* DO THIS
Check each line of the records below and collect those holding "text".

####

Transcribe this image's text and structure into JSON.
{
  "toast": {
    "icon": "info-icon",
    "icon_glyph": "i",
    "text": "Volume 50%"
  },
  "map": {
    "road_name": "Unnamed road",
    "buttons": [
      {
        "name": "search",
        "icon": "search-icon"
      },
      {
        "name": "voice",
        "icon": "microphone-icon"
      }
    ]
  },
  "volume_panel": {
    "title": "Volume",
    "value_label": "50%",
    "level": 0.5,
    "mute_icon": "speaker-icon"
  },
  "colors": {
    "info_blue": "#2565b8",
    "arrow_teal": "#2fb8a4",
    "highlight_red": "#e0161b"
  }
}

####

* ANSWER BELOW
Transcribe this image's text and structure into JSON.
    "text": "Volume 50%"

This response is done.